* [Text excerpt]:
*** Block opens ***

It was noted at the commission meeting that the application for Jaba Ioseliani to be a presidential candidate was not received from the group of voters because it was submitted after the Supreme Council adopted amendments to the law "On Elections of the President of the Republic of Georgia." According to this amendment, individuals against whom preventive measures, such as imprisonment, had been applied were prohibited from participating in the elections. Consequently, the initiative group nominating this candidacy was not permitted to collect lists of supporting voters.

On 26 April the Central Election Commission held another meeting to discuss the initiative group's application to nominate Jaba Ioseliani as a presidential candidate. The statement alleged that incorrect information regarding the deadline for submitting the necessary documents was conveyed through the mass media, and the commission had made an illegal decision since the amendment to the law "On Elections of the President of the Republic of Georgia" was enacted after the application had been submitted. The group argued that the amendment contradicted the Constitution of the Republic of Georgia.

The Central Election Commission reaffirmed the legality of its earlier decision and explained that the application to nominate Jaba Ioseliani as a presidential candidate was presented to the commission on 23 April, in the afternoon, after the amendment to the election law was enacted. The document submitted on 22 April was incomplete, lacking the candidate's consent to run and a copy of his birth certificate. Therefore, the Election Commission did not recognize Jaba Ioseliani's candidacy on 22 April which was communicated to the initiative group.

*** Block closes ***

* [Tasks for this exercise]:
- A) According to the excerpt, what two items were missing from the document submitted on 22 April?
- B) Return the portion of the excerpt between "The Central Election Commission reaffirmed" and "the initiative group.", inclusive.
Answer using only the excerpt above.

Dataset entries
*** Block opens ***

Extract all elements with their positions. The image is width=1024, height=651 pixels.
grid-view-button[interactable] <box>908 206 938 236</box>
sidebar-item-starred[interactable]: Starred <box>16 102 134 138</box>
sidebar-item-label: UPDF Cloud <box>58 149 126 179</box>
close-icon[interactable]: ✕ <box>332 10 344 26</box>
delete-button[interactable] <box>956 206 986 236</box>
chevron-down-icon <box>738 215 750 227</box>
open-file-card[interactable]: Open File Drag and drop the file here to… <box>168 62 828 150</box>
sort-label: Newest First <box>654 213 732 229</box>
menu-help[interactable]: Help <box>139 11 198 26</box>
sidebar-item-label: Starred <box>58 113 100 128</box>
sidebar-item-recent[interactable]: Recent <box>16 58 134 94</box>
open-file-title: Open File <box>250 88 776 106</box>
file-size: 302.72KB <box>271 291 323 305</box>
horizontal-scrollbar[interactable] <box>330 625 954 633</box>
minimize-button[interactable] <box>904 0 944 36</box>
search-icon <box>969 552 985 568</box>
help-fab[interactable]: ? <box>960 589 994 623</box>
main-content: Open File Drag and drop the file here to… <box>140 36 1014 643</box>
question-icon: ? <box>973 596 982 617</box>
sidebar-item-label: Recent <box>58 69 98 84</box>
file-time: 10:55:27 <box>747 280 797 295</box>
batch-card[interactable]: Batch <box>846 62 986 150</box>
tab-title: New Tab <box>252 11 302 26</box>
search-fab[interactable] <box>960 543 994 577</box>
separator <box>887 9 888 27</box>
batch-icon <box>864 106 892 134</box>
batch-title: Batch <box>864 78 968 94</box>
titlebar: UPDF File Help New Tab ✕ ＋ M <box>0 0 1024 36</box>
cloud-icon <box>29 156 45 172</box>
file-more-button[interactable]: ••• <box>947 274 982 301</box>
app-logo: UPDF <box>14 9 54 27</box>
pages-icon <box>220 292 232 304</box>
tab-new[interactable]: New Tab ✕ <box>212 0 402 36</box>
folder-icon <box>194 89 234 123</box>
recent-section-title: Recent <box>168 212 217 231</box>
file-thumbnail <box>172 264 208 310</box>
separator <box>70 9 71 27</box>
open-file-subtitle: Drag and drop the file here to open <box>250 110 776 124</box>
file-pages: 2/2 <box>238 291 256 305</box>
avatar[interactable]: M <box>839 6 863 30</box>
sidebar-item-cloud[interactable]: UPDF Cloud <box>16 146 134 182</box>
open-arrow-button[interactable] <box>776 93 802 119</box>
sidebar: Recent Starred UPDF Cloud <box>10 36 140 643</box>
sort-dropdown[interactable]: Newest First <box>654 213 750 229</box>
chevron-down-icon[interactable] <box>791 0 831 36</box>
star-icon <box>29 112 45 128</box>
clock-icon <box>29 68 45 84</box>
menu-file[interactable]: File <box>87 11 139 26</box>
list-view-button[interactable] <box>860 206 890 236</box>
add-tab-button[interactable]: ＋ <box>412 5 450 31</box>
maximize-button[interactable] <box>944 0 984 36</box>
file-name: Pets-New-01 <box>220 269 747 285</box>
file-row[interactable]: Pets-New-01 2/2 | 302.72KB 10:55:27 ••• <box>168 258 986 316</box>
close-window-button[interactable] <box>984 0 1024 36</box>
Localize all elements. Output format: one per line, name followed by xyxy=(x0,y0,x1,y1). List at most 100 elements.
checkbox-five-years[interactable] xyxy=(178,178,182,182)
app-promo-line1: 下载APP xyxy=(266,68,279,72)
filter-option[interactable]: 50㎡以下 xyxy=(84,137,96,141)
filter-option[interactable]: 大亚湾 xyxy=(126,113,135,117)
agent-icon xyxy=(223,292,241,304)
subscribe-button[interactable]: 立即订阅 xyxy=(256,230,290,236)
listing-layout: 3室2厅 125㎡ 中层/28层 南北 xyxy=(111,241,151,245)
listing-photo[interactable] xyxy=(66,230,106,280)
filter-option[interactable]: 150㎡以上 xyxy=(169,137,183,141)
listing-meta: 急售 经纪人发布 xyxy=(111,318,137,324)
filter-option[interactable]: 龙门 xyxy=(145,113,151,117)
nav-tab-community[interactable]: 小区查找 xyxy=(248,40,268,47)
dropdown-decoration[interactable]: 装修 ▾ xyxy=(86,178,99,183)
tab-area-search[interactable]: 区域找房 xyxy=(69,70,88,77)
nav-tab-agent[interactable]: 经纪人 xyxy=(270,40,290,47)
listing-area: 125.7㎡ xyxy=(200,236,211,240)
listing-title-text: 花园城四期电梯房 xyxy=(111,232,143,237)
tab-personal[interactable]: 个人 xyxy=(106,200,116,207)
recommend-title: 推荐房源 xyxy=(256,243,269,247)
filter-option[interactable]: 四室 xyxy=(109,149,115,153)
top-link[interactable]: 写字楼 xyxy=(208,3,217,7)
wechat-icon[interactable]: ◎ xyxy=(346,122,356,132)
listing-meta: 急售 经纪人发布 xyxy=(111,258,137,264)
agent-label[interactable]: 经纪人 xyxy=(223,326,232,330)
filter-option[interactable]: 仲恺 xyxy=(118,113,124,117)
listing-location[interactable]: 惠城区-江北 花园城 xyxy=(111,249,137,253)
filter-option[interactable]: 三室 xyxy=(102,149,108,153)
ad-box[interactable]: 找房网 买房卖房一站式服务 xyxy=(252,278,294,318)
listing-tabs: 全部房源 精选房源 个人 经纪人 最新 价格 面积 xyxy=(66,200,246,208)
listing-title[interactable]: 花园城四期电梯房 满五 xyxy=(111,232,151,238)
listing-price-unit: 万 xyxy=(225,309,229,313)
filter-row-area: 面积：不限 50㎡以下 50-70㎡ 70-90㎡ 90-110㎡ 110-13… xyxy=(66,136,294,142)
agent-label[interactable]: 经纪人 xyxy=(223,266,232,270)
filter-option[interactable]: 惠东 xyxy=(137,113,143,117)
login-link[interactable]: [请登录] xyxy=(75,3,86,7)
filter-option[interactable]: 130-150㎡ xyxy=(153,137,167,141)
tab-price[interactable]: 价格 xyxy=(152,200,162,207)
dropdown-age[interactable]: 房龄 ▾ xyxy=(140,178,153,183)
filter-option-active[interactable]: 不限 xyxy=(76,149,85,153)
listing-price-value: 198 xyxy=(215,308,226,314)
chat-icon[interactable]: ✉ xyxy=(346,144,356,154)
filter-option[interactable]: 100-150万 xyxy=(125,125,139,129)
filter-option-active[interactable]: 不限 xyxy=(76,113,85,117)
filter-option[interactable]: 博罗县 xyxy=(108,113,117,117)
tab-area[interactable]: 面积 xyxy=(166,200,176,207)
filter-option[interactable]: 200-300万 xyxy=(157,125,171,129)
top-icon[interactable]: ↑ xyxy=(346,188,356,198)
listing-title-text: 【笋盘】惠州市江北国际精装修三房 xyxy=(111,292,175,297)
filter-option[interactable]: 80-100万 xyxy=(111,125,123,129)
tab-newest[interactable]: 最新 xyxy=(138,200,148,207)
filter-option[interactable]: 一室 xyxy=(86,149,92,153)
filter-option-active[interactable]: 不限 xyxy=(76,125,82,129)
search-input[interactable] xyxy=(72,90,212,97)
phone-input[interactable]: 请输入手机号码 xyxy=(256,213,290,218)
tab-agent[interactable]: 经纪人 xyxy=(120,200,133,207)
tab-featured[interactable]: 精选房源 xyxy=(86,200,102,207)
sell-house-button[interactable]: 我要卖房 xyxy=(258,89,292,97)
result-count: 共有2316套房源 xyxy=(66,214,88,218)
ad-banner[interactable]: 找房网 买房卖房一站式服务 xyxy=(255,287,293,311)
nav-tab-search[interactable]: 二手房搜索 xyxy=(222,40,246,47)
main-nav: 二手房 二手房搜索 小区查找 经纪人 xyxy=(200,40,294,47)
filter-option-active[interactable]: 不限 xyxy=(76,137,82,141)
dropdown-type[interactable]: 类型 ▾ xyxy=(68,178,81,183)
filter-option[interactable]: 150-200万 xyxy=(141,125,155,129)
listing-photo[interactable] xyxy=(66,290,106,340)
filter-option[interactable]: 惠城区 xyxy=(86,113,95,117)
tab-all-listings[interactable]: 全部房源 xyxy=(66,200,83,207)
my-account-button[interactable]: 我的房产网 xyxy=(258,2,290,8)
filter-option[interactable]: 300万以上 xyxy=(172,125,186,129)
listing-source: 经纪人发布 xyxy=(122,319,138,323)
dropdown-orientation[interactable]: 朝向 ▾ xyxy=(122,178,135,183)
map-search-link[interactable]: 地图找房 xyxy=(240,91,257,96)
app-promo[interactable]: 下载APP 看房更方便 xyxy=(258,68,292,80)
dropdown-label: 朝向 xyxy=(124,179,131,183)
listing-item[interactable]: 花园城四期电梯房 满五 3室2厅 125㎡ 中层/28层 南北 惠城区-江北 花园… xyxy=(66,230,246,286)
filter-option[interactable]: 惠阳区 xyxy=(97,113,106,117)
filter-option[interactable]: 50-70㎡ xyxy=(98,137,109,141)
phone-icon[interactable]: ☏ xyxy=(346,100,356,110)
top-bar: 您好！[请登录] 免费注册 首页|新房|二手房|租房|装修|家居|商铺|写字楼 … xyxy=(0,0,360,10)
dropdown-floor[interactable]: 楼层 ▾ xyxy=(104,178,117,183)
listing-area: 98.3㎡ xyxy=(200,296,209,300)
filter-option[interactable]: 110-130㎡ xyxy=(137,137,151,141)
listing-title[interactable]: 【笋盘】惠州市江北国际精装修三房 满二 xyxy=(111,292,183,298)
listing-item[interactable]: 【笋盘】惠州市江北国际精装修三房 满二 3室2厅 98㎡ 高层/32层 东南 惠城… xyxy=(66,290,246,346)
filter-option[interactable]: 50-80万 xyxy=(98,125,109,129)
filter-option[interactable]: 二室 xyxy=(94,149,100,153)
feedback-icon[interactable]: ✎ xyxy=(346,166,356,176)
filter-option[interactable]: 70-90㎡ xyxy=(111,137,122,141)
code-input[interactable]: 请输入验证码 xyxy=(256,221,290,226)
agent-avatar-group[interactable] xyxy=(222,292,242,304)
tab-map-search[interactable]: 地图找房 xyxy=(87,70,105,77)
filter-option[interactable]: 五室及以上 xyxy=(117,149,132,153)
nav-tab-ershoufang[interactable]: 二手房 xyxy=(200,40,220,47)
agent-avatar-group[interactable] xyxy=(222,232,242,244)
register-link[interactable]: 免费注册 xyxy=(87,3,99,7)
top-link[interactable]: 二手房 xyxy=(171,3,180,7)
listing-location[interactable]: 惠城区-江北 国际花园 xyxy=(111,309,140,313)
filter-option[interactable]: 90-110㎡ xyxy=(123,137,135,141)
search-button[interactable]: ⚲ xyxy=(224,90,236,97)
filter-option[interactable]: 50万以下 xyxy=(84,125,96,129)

*** Block closes ***

* [Written responses]:
- A) The candidate's consent to run and a copy of his birth certificate.

- B)
The Central Election Commission reaffirmed the legality of its earlier decision and explained that the application to nominate Jaba Ioseliani as a presidential candidate was presented to the commission on 23 April, in the afternoon, after the amendment to the election law was enacted. The document submitted on 22 April was incomplete, lacking the candidate's consent to run and a copy of his birth certificate. Therefore, the Election Commission did not recognize Jaba Ioseliani's candidacy on 22 April which was communicated to the initiative group.